-- EXERCISE DIRECTIONS --
Each entry that follows must be output without any deviation.

═══

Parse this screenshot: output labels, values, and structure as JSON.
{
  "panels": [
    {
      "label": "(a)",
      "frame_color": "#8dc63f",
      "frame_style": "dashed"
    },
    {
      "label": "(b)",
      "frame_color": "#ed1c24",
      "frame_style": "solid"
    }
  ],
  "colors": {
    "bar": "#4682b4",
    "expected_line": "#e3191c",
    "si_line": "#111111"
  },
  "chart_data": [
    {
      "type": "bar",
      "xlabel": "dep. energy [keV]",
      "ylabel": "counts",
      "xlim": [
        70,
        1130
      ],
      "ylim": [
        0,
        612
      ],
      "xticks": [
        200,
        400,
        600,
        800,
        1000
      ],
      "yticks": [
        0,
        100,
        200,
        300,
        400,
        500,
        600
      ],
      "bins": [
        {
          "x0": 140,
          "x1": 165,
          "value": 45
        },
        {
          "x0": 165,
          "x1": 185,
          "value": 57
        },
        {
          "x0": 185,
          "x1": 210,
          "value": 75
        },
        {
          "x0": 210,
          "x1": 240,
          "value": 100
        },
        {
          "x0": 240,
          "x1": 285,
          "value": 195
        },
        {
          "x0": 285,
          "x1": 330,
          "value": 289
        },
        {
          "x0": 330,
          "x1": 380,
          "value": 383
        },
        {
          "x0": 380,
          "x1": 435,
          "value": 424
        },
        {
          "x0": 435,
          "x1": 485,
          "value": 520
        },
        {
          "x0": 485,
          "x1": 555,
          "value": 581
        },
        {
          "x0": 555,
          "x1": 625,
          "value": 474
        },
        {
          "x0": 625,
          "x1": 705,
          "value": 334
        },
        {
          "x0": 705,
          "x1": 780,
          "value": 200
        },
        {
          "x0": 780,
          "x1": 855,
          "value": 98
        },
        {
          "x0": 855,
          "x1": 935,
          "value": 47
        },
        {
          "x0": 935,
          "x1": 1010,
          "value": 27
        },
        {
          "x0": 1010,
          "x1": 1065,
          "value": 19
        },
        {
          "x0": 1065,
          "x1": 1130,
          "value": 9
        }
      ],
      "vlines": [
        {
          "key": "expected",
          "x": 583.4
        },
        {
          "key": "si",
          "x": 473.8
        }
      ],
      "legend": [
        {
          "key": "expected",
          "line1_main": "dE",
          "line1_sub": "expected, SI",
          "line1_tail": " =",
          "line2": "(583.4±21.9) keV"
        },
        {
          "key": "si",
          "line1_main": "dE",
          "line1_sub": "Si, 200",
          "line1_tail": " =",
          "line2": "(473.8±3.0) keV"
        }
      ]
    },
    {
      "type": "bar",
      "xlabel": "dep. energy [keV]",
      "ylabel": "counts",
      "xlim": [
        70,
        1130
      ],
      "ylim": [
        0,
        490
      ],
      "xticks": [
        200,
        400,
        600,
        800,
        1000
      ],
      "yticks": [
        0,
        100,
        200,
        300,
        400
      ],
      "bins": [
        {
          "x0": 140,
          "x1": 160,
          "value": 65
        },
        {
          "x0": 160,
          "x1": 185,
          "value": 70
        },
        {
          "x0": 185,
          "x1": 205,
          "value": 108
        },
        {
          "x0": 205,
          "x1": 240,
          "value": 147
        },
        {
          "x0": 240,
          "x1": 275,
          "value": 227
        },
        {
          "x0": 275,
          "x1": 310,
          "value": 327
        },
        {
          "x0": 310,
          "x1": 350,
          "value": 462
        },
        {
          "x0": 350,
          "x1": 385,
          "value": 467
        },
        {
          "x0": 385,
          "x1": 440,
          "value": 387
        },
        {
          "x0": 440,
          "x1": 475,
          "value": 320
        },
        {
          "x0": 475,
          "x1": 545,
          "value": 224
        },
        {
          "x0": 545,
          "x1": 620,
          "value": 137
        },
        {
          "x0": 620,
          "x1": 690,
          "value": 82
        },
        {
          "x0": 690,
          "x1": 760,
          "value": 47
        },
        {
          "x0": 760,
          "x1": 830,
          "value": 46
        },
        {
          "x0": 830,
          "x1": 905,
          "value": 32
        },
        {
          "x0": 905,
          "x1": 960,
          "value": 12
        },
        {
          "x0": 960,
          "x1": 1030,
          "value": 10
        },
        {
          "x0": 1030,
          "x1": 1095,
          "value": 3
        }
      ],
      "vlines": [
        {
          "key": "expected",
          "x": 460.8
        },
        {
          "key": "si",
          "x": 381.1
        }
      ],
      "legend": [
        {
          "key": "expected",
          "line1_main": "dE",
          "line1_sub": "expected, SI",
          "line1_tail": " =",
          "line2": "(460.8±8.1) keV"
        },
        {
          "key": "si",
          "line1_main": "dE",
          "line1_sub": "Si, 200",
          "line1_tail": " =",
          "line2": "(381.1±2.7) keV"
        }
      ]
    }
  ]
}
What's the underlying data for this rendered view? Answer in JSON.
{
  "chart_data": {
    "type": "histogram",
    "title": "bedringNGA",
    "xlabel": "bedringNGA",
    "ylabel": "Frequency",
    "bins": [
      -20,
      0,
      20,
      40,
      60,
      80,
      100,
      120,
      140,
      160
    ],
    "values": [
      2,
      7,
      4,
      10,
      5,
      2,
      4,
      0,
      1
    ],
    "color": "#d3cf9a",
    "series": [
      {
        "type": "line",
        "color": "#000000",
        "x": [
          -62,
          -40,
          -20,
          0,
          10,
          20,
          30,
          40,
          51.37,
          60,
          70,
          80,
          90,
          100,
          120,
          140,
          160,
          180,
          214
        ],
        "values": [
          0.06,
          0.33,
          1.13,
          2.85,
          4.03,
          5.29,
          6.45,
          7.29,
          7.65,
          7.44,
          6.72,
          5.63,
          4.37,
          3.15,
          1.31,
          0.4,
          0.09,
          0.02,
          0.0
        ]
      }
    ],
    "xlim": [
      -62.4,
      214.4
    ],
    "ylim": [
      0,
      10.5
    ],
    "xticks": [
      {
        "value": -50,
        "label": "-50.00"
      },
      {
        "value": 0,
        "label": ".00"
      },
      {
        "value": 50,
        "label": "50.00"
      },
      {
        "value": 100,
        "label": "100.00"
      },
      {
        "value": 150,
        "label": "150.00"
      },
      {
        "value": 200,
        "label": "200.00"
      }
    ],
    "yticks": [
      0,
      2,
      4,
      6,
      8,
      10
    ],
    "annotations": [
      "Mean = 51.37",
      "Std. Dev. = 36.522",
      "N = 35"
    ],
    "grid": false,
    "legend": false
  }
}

═══

-- TASK RESPONSE --
Parse this screenshot: output labels, values, and structure as JSON.
{
  "panels": [
    {
      "label": "(a)",
      "frame_color": "#8dc63f",
      "frame_style": "dashed"
    },
    {
      "label": "(b)",
      "frame_color": "#ed1c24",
      "frame_style": "solid"
    }
  ],
  "colors": {
    "bar": "#4682b4",
    "expected_line": "#e3191c",
    "si_line": "#111111"
  },
  "chart_data": [
    {
      "type": "bar",
      "xlabel": "dep. energy [keV]",
      "ylabel": "counts",
      "xlim": [
        70,
        1130
      ],
      "ylim": [
        0,
        612
      ],
      "xticks": [
        200,
        400,
        600,
        800,
        1000
      ],
      "yticks": [
        0,
        100,
        200,
        300,
        400,
        500,
        600
      ],
      "bins": [
        {
          "x0": 140,
          "x1": 165,
          "value": 45
        },
        {
          "x0": 165,
          "x1": 185,
          "value": 57
        },
        {
          "x0": 185,
          "x1": 210,
          "value": 75
        },
        {
          "x0": 210,
          "x1": 240,
          "value": 100
        },
        {
          "x0": 240,
          "x1": 285,
          "value": 195
        },
        {
          "x0": 285,
          "x1": 330,
          "value": 289
        },
        {
          "x0": 330,
          "x1": 380,
          "value": 383
        },
        {
          "x0": 380,
          "x1": 435,
          "value": 424
        },
        {
          "x0": 435,
          "x1": 485,
          "value": 520
        },
        {
          "x0": 485,
          "x1": 555,
          "value": 581
        },
        {
          "x0": 555,
          "x1": 625,
          "value": 474
        },
        {
          "x0": 625,
          "x1": 705,
          "value": 334
        },
        {
          "x0": 705,
          "x1": 780,
          "value": 200
        },
        {
          "x0": 780,
          "x1": 855,
          "value": 98
        },
        {
          "x0": 855,
          "x1": 935,
          "value": 47
        },
        {
          "x0": 935,
          "x1": 1010,
          "value": 27
        },
        {
          "x0": 1010,
          "x1": 1065,
          "value": 19
        },
        {
          "x0": 1065,
          "x1": 1130,
          "value": 9
        }
      ],
      "vlines": [
        {
          "key": "expected",
          "x": 583.4
        },
        {
          "key": "si",
          "x": 473.8
        }
      ],
      "legend": [
        {
          "key": "expected",
          "line1_main": "dE",
          "line1_sub": "expected, SI",
          "line1_tail": " =",
          "line2": "(583.4±21.9) keV"
        },
        {
          "key": "si",
          "line1_main": "dE",
          "line1_sub": "Si, 200",
          "line1_tail": " =",
          "line2": "(473.8±3.0) keV"
        }
      ]
    },
    {
      "type": "bar",
      "xlabel": "dep. energy [keV]",
      "ylabel": "counts",
      "xlim": [
        70,
        1130
      ],
      "ylim": [
        0,
        490
      ],
      "xticks": [
        200,
        400,
        600,
        800,
        1000
      ],
      "yticks": [
        0,
        100,
        200,
        300,
        400
      ],
      "bins": [
        {
          "x0": 140,
          "x1": 160,
          "value": 65
        },
        {
          "x0": 160,
          "x1": 185,
          "value": 70
        },
        {
          "x0": 185,
          "x1": 205,
          "value": 108
        },
        {
          "x0": 205,
          "x1": 240,
          "value": 147
        },
        {
          "x0": 240,
          "x1": 275,
          "value": 227
        },
        {
          "x0": 275,
          "x1": 310,
          "value": 327
        },
        {
          "x0": 310,
          "x1": 350,
          "value": 462
        },
        {
          "x0": 350,
          "x1": 385,
          "value": 467
        },
        {
          "x0": 385,
          "x1": 440,
          "value": 387
        },
        {
          "x0": 440,
          "x1": 475,
          "value": 320
        },
        {
          "x0": 475,
          "x1": 545,
          "value": 224
        },
        {
          "x0": 545,
          "x1": 620,
          "value": 137
        },
        {
          "x0": 620,
          "x1": 690,
          "value": 82
        },
        {
          "x0": 690,
          "x1": 760,
          "value": 47
        },
        {
          "x0": 760,
          "x1": 830,
          "value": 46
        },
        {
          "x0": 830,
          "x1": 905,
          "value": 32
        },
        {
          "x0": 905,
          "x1": 960,
          "value": 12
        },
        {
          "x0": 960,
          "x1": 1030,
          "value": 10
        },
        {
          "x0": 1030,
          "x1": 1095,
          "value": 3
        }
      ],
      "vlines": [
        {
          "key": "expected",
          "x": 460.8
        },
        {
          "key": "si",
          "x": 381.1
        }
      ],
      "legend": [
        {
          "key": "expected",
          "line1_main": "dE",
          "line1_sub": "expected, SI",
          "line1_tail": " =",
          "line2": "(460.8±8.1) keV"
        },
        {
          "key": "si",
          "line1_main": "dE",
          "line1_sub": "Si, 200",
          "line1_tail": " =",
          "line2": "(381.1±2.7) keV"
        }
      ]
    }
  ]
}
What's the underlying data for this rendered view? Answer in JSON.
{
  "chart_data": {
    "type": "histogram",
    "title": "bedringNGA",
    "xlabel": "bedringNGA",
    "ylabel": "Frequency",
    "bins": [
      -20,
      0,
      20,
      40,
      60,
      80,
      100,
      120,
      140,
      160
    ],
    "values": [
      2,
      7,
      4,
      10,
      5,
      2,
      4,
      0,
      1
    ],
    "color": "#d3cf9a",
    "series": [
      {
        "type": "line",
        "color": "#000000",
        "x": [
          -62,
          -40,
          -20,
          0,
          10,
          20,
          30,
          40,
          51.37,
          60,
          70,
          80,
          90,
          100,
          120,
          140,
          160,
          180,
          214
        ],
        "values": [
          0.06,
          0.33,
          1.13,
          2.85,
          4.03,
          5.29,
          6.45,
          7.29,
          7.65,
          7.44,
          6.72,
          5.63,
          4.37,
          3.15,
          1.31,
          0.4,
          0.09,
          0.02,
          0.0
        ]
      }
    ],
    "xlim": [
      -62.4,
      214.4
    ],
    "ylim": [
      0,
      10.5
    ],
    "xticks": [
      {
        "value": -50,
        "label": "-50.00"
      },
      {
        "value": 0,
        "label": ".00"
      },
      {
        "value": 50,
        "label": "50.00"
      },
      {
        "value": 100,
        "label": "100.00"
      },
      {
        "value": 150,
        "label": "150.00"
      },
      {
        "value": 200,
        "label": "200.00"
      }
    ],
    "yticks": [
      0,
      2,
      4,
      6,
      8,
      10
    ],
    "annotations": [
      "Mean = 51.37",
      "Std. Dev. = 36.522",
      "N = 35"
    ],
    "grid": false,
    "legend": false
  }
}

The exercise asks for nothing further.